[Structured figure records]
────
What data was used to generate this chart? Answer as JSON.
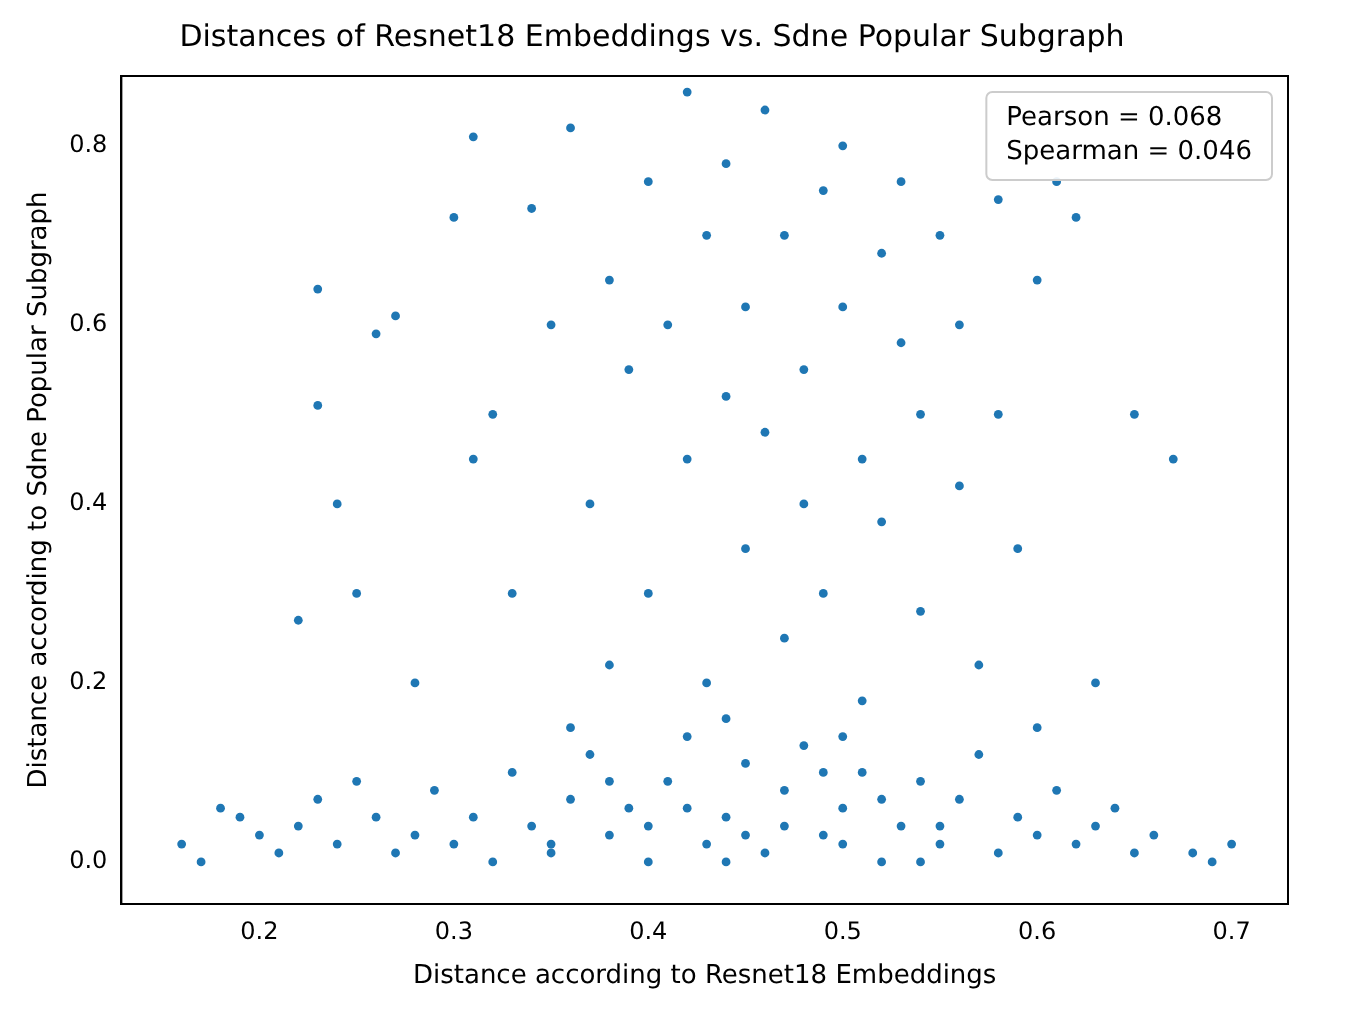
{
  "chart_data": {
    "type": "scatter",
    "title": "Distances of Resnet18 Embeddings vs. Sdne Popular Subgraph",
    "xlabel": "Distance according to Resnet18 Embeddings",
    "ylabel": "Distance according to Sdne Popular Subgraph",
    "annotations": [
      "Pearson = 0.068",
      "Spearman = 0.046"
    ],
    "x": [
      0.16,
      0.17,
      0.18,
      0.19,
      0.2,
      0.21,
      0.22,
      0.23,
      0.24,
      0.25,
      0.26,
      0.27,
      0.28,
      0.29,
      0.3,
      0.31,
      0.32,
      0.33,
      0.34,
      0.35,
      0.36,
      0.37,
      0.38,
      0.39,
      0.4,
      0.41,
      0.42,
      0.43,
      0.44,
      0.45,
      0.46,
      0.47,
      0.48,
      0.49,
      0.5,
      0.51,
      0.52,
      0.53,
      0.54,
      0.55,
      0.56,
      0.57,
      0.58,
      0.59,
      0.6,
      0.61,
      0.62,
      0.63,
      0.64,
      0.65,
      0.66,
      0.68,
      0.7,
      0.69,
      0.35,
      0.4,
      0.45,
      0.5,
      0.55,
      0.42,
      0.47,
      0.52,
      0.38,
      0.44,
      0.49,
      0.54,
      0.22,
      0.23,
      0.23,
      0.24,
      0.25,
      0.26,
      0.27,
      0.28,
      0.3,
      0.31,
      0.31,
      0.32,
      0.33,
      0.34,
      0.35,
      0.36,
      0.37,
      0.38,
      0.38,
      0.39,
      0.4,
      0.4,
      0.41,
      0.42,
      0.42,
      0.43,
      0.43,
      0.44,
      0.44,
      0.45,
      0.45,
      0.46,
      0.46,
      0.47,
      0.47,
      0.48,
      0.48,
      0.49,
      0.49,
      0.5,
      0.5,
      0.51,
      0.51,
      0.52,
      0.52,
      0.53,
      0.53,
      0.54,
      0.54,
      0.55,
      0.56,
      0.56,
      0.57,
      0.58,
      0.58,
      0.59,
      0.6,
      0.61,
      0.62,
      0.63,
      0.65,
      0.67,
      0.6,
      0.36,
      0.44,
      0.5
    ],
    "values": [
      0.02,
      0.0,
      0.06,
      0.05,
      0.03,
      0.01,
      0.04,
      0.07,
      0.02,
      0.09,
      0.05,
      0.01,
      0.03,
      0.08,
      0.02,
      0.05,
      0.0,
      0.1,
      0.04,
      0.01,
      0.07,
      0.12,
      0.03,
      0.06,
      0.0,
      0.09,
      0.14,
      0.02,
      0.05,
      0.11,
      0.01,
      0.08,
      0.13,
      0.03,
      0.06,
      0.1,
      0.0,
      0.04,
      0.09,
      0.02,
      0.07,
      0.12,
      0.01,
      0.05,
      0.03,
      0.08,
      0.02,
      0.04,
      0.06,
      0.01,
      0.03,
      0.01,
      0.02,
      0.0,
      0.02,
      0.04,
      0.03,
      0.02,
      0.04,
      0.06,
      0.04,
      0.07,
      0.09,
      0.0,
      0.1,
      0.0,
      0.27,
      0.64,
      0.51,
      0.4,
      0.3,
      0.59,
      0.61,
      0.2,
      0.72,
      0.81,
      0.45,
      0.5,
      0.3,
      0.73,
      0.6,
      0.82,
      0.4,
      0.65,
      0.22,
      0.55,
      0.76,
      0.3,
      0.6,
      0.86,
      0.45,
      0.7,
      0.2,
      0.52,
      0.78,
      0.35,
      0.62,
      0.84,
      0.48,
      0.25,
      0.7,
      0.55,
      0.4,
      0.75,
      0.3,
      0.62,
      0.8,
      0.45,
      0.18,
      0.68,
      0.38,
      0.58,
      0.76,
      0.28,
      0.5,
      0.7,
      0.42,
      0.6,
      0.22,
      0.74,
      0.5,
      0.35,
      0.65,
      0.76,
      0.72,
      0.2,
      0.5,
      0.45,
      0.15,
      0.15,
      0.16,
      0.14
    ],
    "color": "#1f77b4",
    "marker": "circle",
    "xlim": [
      0.129,
      0.729
    ],
    "ylim": [
      -0.047,
      0.878
    ],
    "xticks": [
      0.2,
      0.3,
      0.4,
      0.5,
      0.6,
      0.7
    ],
    "yticks": [
      {
        "value": 0,
        "label": "0.0"
      },
      0.2,
      0.4,
      0.6,
      0.8
    ],
    "grid": false
  }
}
────
The pictures in the entries should be left out; output everything else exactly.

What data was used to generate this chart? Answer as JSON.
{
  "chart_data": {
    "type": "scatter",
    "title": "Distances of Resnet18 Embeddings vs. Sdne Popular Subgraph",
    "xlabel": "Distance according to Resnet18 Embeddings",
    "ylabel": "Distance according to Sdne Popular Subgraph",
    "annotations": [
      "Pearson = 0.068",
      "Spearman = 0.046"
    ],
    "x": [
      0.16,
      0.17,
      0.18,
      0.19,
      0.2,
      0.21,
      0.22,
      0.23,
      0.24,
      0.25,
      0.26,
      0.27,
      0.28,
      0.29,
      0.3,
      0.31,
      0.32,
      0.33,
      0.34,
      0.35,
      0.36,
      0.37,
      0.38,
      0.39,
      0.4,
      0.41,
      0.42,
      0.43,
      0.44,
      0.45,
      0.46,
      0.47,
      0.48,
      0.49,
      0.5,
      0.51,
      0.52,
      0.53,
      0.54,
      0.55,
      0.56,
      0.57,
      0.58,
      0.59,
      0.6,
      0.61,
      0.62,
      0.63,
      0.64,
      0.65,
      0.66,
      0.68,
      0.7,
      0.69,
      0.35,
      0.4,
      0.45,
      0.5,
      0.55,
      0.42,
      0.47,
      0.52,
      0.38,
      0.44,
      0.49,
      0.54,
      0.22,
      0.23,
      0.23,
      0.24,
      0.25,
      0.26,
      0.27,
      0.28,
      0.3,
      0.31,
      0.31,
      0.32,
      0.33,
      0.34,
      0.35,
      0.36,
      0.37,
      0.38,
      0.38,
      0.39,
      0.4,
      0.4,
      0.41,
      0.42,
      0.42,
      0.43,
      0.43,
      0.44,
      0.44,
      0.45,
      0.45,
      0.46,
      0.46,
      0.47,
      0.47,
      0.48,
      0.48,
      0.49,
      0.49,
      0.5,
      0.5,
      0.51,
      0.51,
      0.52,
      0.52,
      0.53,
      0.53,
      0.54,
      0.54,
      0.55,
      0.56,
      0.56,
      0.57,
      0.58,
      0.58,
      0.59,
      0.6,
      0.61,
      0.62,
      0.63,
      0.65,
      0.67,
      0.6,
      0.36,
      0.44,
      0.5
    ],
    "values": [
      0.02,
      0.0,
      0.06,
      0.05,
      0.03,
      0.01,
      0.04,
      0.07,
      0.02,
      0.09,
      0.05,
      0.01,
      0.03,
      0.08,
      0.02,
      0.05,
      0.0,
      0.1,
      0.04,
      0.01,
      0.07,
      0.12,
      0.03,
      0.06,
      0.0,
      0.09,
      0.14,
      0.02,
      0.05,
      0.11,
      0.01,
      0.08,
      0.13,
      0.03,
      0.06,
      0.1,
      0.0,
      0.04,
      0.09,
      0.02,
      0.07,
      0.12,
      0.01,
      0.05,
      0.03,
      0.08,
      0.02,
      0.04,
      0.06,
      0.01,
      0.03,
      0.01,
      0.02,
      0.0,
      0.02,
      0.04,
      0.03,
      0.02,
      0.04,
      0.06,
      0.04,
      0.07,
      0.09,
      0.0,
      0.1,
      0.0,
      0.27,
      0.64,
      0.51,
      0.4,
      0.3,
      0.59,
      0.61,
      0.2,
      0.72,
      0.81,
      0.45,
      0.5,
      0.3,
      0.73,
      0.6,
      0.82,
      0.4,
      0.65,
      0.22,
      0.55,
      0.76,
      0.3,
      0.6,
      0.86,
      0.45,
      0.7,
      0.2,
      0.52,
      0.78,
      0.35,
      0.62,
      0.84,
      0.48,
      0.25,
      0.7,
      0.55,
      0.4,
      0.75,
      0.3,
      0.62,
      0.8,
      0.45,
      0.18,
      0.68,
      0.38,
      0.58,
      0.76,
      0.28,
      0.5,
      0.7,
      0.42,
      0.6,
      0.22,
      0.74,
      0.5,
      0.35,
      0.65,
      0.76,
      0.72,
      0.2,
      0.5,
      0.45,
      0.15,
      0.15,
      0.16,
      0.14
    ],
    "color": "#1f77b4",
    "marker": "circle",
    "xlim": [
      0.129,
      0.729
    ],
    "ylim": [
      -0.047,
      0.878
    ],
    "xticks": [
      0.2,
      0.3,
      0.4,
      0.5,
      0.6,
      0.7
    ],
    "yticks": [
      {
        "value": 0,
        "label": "0.0"
      },
      0.2,
      0.4,
      0.6,
      0.8
    ],
    "grid": false
  }
}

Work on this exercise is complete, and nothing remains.